(Records about charts and figures)
::::
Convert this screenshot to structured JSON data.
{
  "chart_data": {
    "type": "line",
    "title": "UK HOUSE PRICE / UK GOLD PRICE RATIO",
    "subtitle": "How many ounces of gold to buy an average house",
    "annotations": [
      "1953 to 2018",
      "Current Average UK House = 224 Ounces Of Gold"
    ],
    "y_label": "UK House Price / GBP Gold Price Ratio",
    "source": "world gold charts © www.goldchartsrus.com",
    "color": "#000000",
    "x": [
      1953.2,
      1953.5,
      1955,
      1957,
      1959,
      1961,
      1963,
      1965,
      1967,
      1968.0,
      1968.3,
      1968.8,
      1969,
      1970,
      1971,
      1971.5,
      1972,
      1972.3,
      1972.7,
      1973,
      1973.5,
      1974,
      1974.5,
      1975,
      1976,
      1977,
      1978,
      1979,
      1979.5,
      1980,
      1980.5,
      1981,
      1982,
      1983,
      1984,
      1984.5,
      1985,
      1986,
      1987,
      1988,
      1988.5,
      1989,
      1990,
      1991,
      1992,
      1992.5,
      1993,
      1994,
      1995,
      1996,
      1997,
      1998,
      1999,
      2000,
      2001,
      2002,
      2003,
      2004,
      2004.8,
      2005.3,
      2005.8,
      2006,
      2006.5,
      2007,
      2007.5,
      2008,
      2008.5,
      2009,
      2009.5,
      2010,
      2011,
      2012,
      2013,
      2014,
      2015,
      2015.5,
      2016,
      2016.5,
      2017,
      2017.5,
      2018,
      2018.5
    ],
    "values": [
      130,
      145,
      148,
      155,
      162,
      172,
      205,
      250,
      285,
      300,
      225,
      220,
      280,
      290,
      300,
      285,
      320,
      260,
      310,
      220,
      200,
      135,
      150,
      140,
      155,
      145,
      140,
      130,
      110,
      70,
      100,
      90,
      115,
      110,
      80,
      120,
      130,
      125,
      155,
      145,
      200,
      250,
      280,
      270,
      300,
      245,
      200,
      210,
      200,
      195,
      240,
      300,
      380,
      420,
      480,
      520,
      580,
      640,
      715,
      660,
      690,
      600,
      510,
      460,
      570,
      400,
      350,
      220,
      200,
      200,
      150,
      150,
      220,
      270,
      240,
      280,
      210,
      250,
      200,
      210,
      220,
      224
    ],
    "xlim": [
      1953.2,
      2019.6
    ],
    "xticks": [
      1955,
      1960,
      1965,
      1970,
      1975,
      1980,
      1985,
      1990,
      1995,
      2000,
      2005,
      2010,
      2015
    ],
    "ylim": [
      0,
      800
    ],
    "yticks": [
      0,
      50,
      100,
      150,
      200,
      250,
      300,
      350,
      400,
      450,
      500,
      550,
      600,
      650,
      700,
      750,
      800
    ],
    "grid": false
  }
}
::::
-- Goal --
Without omitting anything, output the entries exactly.

-- Solved exercise --
Convert this screenshot to structured JSON data.
{
  "chart_data": {
    "type": "line",
    "title": "UK HOUSE PRICE / UK GOLD PRICE RATIO",
    "subtitle": "How many ounces of gold to buy an average house",
    "annotations": [
      "1953 to 2018",
      "Current Average UK House = 224 Ounces Of Gold"
    ],
    "y_label": "UK House Price / GBP Gold Price Ratio",
    "source": "world gold charts © www.goldchartsrus.com",
    "color": "#000000",
    "x": [
      1953.2,
      1953.5,
      1955,
      1957,
      1959,
      1961,
      1963,
      1965,
      1967,
      1968.0,
      1968.3,
      1968.8,
      1969,
      1970,
      1971,
      1971.5,
      1972,
      1972.3,
      1972.7,
      1973,
      1973.5,
      1974,
      1974.5,
      1975,
      1976,
      1977,
      1978,
      1979,
      1979.5,
      1980,
      1980.5,
      1981,
      1982,
      1983,
      1984,
      1984.5,
      1985,
      1986,
      1987,
      1988,
      1988.5,
      1989,
      1990,
      1991,
      1992,
      1992.5,
      1993,
      1994,
      1995,
      1996,
      1997,
      1998,
      1999,
      2000,
      2001,
      2002,
      2003,
      2004,
      2004.8,
      2005.3,
      2005.8,
      2006,
      2006.5,
      2007,
      2007.5,
      2008,
      2008.5,
      2009,
      2009.5,
      2010,
      2011,
      2012,
      2013,
      2014,
      2015,
      2015.5,
      2016,
      2016.5,
      2017,
      2017.5,
      2018,
      2018.5
    ],
    "values": [
      130,
      145,
      148,
      155,
      162,
      172,
      205,
      250,
      285,
      300,
      225,
      220,
      280,
      290,
      300,
      285,
      320,
      260,
      310,
      220,
      200,
      135,
      150,
      140,
      155,
      145,
      140,
      130,
      110,
      70,
      100,
      90,
      115,
      110,
      80,
      120,
      130,
      125,
      155,
      145,
      200,
      250,
      280,
      270,
      300,
      245,
      200,
      210,
      200,
      195,
      240,
      300,
      380,
      420,
      480,
      520,
      580,
      640,
      715,
      660,
      690,
      600,
      510,
      460,
      570,
      400,
      350,
      220,
      200,
      200,
      150,
      150,
      220,
      270,
      240,
      280,
      210,
      250,
      200,
      210,
      220,
      224
    ],
    "xlim": [
      1953.2,
      2019.6
    ],
    "xticks": [
      1955,
      1960,
      1965,
      1970,
      1975,
      1980,
      1985,
      1990,
      1995,
      2000,
      2005,
      2010,
      2015
    ],
    "ylim": [
      0,
      800
    ],
    "yticks": [
      0,
      50,
      100,
      150,
      200,
      250,
      300,
      350,
      400,
      450,
      500,
      550,
      600,
      650,
      700,
      750,
      800
    ],
    "grid": false
  }
}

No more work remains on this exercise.